Write the next part of the mailing-list reply about running a sequential C++ job on a cluster, picking up after its final sentence.

● Text extract
•••••

On Fri, 2010-05-28, Jinxu Ding wrote:
[top-posting corrected]
Hi,
Sorry for the confusion.
I am not designing a job scheduler for MPI cluster.
I want to design an application program that can distribute computing
tasks on a cluster.
For example, I need to solve a big problem, which can be divided into
multiple small tasks.
These small tasks can be done independently on different nodes. So,
when they are done,
they return their results to one node, which combine their results
into a solution for the big problem.
Right now, the big problem has been programmed with C++. It is a
sequential algorithm.
I need to design a task/job scheduler that can do the above schduling
on cluster system so that the
small tasks can be run in parallel.
In this way, we can improve the performance of the sequential
algorithm.
So today you have one computer running one big sequential job?
Fixing that by writing your own general-purpose job scheduler
seems like overkill. Perhaps implementing real clustering is overkill,
too.
I can think of a number of techniques from traditional Unix usage,
which do not involve C++ programming.

•••••

● Dataset extract
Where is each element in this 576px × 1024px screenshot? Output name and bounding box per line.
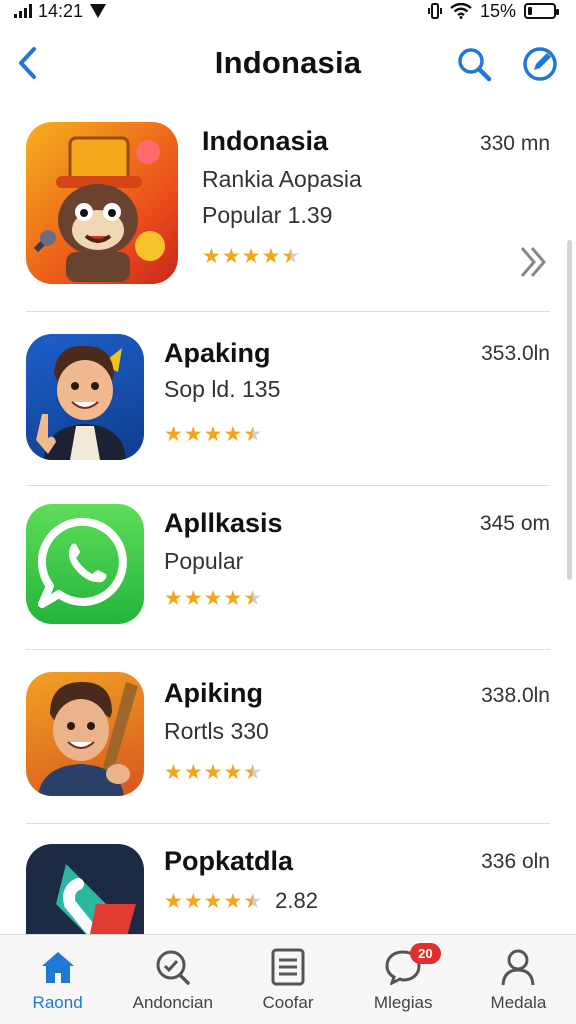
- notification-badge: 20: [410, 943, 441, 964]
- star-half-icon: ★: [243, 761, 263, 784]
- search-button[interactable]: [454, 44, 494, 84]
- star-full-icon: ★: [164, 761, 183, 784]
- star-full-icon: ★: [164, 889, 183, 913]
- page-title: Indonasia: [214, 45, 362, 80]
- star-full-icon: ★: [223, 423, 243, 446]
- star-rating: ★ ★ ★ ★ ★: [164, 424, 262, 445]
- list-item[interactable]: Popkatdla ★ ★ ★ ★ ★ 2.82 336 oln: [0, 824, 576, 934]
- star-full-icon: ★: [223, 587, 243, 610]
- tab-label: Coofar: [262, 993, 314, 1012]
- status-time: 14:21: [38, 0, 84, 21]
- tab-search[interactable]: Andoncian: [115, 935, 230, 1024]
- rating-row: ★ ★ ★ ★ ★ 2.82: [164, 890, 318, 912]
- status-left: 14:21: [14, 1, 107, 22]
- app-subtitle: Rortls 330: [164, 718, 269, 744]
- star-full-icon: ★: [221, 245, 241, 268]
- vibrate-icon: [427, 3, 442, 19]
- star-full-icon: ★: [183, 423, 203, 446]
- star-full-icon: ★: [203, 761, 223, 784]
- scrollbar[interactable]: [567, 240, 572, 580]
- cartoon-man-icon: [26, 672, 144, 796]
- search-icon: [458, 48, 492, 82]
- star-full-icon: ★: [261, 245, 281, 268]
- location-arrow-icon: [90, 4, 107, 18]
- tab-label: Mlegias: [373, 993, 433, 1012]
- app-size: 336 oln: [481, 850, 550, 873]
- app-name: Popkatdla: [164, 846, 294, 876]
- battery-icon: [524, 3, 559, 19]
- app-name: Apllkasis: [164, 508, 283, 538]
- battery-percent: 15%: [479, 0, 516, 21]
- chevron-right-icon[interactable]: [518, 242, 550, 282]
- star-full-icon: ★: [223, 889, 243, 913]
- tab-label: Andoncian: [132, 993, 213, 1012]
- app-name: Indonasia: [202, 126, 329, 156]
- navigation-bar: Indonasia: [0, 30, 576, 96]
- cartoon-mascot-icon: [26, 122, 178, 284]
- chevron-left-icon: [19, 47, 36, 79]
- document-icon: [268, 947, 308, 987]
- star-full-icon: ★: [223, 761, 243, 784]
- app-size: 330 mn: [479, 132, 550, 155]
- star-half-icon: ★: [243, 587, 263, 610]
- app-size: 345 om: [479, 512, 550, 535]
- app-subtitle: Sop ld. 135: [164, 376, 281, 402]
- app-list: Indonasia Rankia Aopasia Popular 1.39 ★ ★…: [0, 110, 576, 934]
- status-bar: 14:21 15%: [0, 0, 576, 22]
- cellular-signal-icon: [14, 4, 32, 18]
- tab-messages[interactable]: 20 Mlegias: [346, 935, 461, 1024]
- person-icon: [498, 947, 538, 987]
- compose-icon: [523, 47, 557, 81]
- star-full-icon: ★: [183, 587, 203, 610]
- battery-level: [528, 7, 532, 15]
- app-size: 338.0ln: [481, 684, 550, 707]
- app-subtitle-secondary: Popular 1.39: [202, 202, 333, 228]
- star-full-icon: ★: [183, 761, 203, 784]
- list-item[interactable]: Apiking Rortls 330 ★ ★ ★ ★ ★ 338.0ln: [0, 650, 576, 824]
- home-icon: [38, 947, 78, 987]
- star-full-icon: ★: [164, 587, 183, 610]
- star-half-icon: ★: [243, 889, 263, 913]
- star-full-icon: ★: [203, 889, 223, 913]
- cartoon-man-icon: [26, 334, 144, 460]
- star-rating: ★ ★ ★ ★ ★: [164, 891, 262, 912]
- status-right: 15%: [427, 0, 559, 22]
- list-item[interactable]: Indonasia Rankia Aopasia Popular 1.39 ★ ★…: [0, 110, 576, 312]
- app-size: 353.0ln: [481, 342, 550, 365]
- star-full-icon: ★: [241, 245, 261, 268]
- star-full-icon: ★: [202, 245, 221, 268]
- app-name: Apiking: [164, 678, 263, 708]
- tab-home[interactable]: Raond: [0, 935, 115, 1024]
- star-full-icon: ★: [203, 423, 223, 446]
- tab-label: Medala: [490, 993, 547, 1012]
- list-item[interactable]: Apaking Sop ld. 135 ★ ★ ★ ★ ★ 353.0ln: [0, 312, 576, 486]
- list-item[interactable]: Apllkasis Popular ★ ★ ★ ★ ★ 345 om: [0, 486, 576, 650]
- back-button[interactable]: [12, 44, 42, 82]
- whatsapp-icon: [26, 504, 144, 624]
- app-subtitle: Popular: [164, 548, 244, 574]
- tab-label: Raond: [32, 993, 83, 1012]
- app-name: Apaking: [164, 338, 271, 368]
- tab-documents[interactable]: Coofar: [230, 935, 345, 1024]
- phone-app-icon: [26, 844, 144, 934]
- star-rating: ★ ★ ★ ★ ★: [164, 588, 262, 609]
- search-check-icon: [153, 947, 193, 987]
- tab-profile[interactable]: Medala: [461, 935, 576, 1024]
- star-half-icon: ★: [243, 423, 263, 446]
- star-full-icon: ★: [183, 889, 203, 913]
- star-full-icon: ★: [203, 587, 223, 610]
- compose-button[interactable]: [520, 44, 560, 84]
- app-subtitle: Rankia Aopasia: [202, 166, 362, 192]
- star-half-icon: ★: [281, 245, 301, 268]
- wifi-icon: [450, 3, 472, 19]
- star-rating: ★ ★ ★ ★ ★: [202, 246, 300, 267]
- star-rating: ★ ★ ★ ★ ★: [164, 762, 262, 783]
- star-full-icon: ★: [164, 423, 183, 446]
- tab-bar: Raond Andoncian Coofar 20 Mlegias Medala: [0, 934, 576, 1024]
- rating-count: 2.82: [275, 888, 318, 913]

•••••

● Expected answer
- If the intermediate results are files, you can make the big program
a Makefile and let the make(1) utility do the full run.
- To use a single multi-CPU machine, run Gnu make as 'make -j' so things
which can be done in parallel are.
- Or use ssh(1) from within the Makefile to spread the work across
a known set of machines.
- Or use a make(1) extended to use multiple machines ("distcc"?)
- If the intermediate results are data streams, you can sometimes use Unix
pipelines, perhaps distributed using ssh:
ssh somewhere generate_data | process_data | process_data_more > result
(This would be off topic, except IMHO helping people to avoid
unneccessary C++ programming is on topic.)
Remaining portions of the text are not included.